[Stored data]
::::::::::

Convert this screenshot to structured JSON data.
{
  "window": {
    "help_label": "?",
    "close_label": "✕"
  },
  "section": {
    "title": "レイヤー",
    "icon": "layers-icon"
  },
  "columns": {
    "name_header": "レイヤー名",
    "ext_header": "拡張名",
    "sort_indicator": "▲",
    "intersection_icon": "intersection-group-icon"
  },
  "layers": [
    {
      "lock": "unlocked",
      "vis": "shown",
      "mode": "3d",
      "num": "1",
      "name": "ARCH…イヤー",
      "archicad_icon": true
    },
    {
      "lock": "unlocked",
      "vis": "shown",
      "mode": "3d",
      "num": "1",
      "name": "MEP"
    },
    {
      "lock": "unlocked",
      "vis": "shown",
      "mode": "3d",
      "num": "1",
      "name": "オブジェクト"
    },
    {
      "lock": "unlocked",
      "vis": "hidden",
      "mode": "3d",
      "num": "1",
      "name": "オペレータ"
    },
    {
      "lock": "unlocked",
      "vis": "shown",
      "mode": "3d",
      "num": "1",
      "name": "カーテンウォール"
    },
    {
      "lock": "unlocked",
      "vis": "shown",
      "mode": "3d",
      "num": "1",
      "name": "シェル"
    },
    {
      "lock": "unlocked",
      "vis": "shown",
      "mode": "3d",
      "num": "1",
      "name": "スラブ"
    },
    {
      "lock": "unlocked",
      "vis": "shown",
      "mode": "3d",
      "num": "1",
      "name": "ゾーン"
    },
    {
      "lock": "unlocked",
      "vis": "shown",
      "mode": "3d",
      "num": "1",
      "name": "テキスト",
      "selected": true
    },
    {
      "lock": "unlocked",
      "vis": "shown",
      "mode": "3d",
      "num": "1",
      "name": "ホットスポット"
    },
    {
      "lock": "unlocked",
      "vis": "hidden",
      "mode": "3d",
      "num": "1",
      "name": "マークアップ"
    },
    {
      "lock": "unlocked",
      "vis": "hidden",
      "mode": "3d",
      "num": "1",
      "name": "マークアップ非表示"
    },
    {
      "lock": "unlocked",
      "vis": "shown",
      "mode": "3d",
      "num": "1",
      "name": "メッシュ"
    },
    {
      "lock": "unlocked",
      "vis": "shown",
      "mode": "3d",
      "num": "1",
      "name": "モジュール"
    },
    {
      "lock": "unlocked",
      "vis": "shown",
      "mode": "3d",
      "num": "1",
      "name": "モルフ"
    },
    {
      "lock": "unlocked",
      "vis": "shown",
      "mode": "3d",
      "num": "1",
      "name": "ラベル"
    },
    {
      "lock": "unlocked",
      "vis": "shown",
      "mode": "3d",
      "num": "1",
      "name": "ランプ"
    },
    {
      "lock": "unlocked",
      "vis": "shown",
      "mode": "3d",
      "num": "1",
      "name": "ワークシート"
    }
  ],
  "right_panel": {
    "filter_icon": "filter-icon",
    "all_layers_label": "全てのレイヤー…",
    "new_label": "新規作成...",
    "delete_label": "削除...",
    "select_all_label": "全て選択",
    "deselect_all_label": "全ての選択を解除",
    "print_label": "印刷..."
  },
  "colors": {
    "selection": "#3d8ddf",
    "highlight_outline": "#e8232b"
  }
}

::::::::::

- **STATED EXERCISE**
Take the entries above and transcribe them in full.

- **EXERCISE ANSWER**
Convert this screenshot to structured JSON data.
{
  "window": {
    "help_label": "?",
    "close_label": "✕"
  },
  "section": {
    "title": "レイヤー",
    "icon": "layers-icon"
  },
  "columns": {
    "name_header": "レイヤー名",
    "ext_header": "拡張名",
    "sort_indicator": "▲",
    "intersection_icon": "intersection-group-icon"
  },
  "layers": [
    {
      "lock": "unlocked",
      "vis": "shown",
      "mode": "3d",
      "num": "1",
      "name": "ARCH…イヤー",
      "archicad_icon": true
    },
    {
      "lock": "unlocked",
      "vis": "shown",
      "mode": "3d",
      "num": "1",
      "name": "MEP"
    },
    {
      "lock": "unlocked",
      "vis": "shown",
      "mode": "3d",
      "num": "1",
      "name": "オブジェクト"
    },
    {
      "lock": "unlocked",
      "vis": "hidden",
      "mode": "3d",
      "num": "1",
      "name": "オペレータ"
    },
    {
      "lock": "unlocked",
      "vis": "shown",
      "mode": "3d",
      "num": "1",
      "name": "カーテンウォール"
    },
    {
      "lock": "unlocked",
      "vis": "shown",
      "mode": "3d",
      "num": "1",
      "name": "シェル"
    },
    {
      "lock": "unlocked",
      "vis": "shown",
      "mode": "3d",
      "num": "1",
      "name": "スラブ"
    },
    {
      "lock": "unlocked",
      "vis": "shown",
      "mode": "3d",
      "num": "1",
      "name": "ゾーン"
    },
    {
      "lock": "unlocked",
      "vis": "shown",
      "mode": "3d",
      "num": "1",
      "name": "テキスト",
      "selected": true
    },
    {
      "lock": "unlocked",
      "vis": "shown",
      "mode": "3d",
      "num": "1",
      "name": "ホットスポット"
    },
    {
      "lock": "unlocked",
      "vis": "hidden",
      "mode": "3d",
      "num": "1",
      "name": "マークアップ"
    },
    {
      "lock": "unlocked",
      "vis": "hidden",
      "mode": "3d",
      "num": "1",
      "name": "マークアップ非表示"
    },
    {
      "lock": "unlocked",
      "vis": "shown",
      "mode": "3d",
      "num": "1",
      "name": "メッシュ"
    },
    {
      "lock": "unlocked",
      "vis": "shown",
      "mode": "3d",
      "num": "1",
      "name": "モジュール"
    },
    {
      "lock": "unlocked",
      "vis": "shown",
      "mode": "3d",
      "num": "1",
      "name": "モルフ"
    },
    {
      "lock": "unlocked",
      "vis": "shown",
      "mode": "3d",
      "num": "1",
      "name": "ラベル"
    },
    {
      "lock": "unlocked",
      "vis": "shown",
      "mode": "3d",
      "num": "1",
      "name": "ランプ"
    },
    {
      "lock": "unlocked",
      "vis": "shown",
      "mode": "3d",
      "num": "1",
      "name": "ワークシート"
    }
  ],
  "right_panel": {
    "filter_icon": "filter-icon",
    "all_layers_label": "全てのレイヤー…",
    "new_label": "新規作成...",
    "delete_label": "削除...",
    "select_all_label": "全て選択",
    "deselect_all_label": "全ての選択を解除",
    "print_label": "印刷..."
  },
  "colors": {
    "selection": "#3d8ddf",
    "highlight_outline": "#e8232b"
  }
}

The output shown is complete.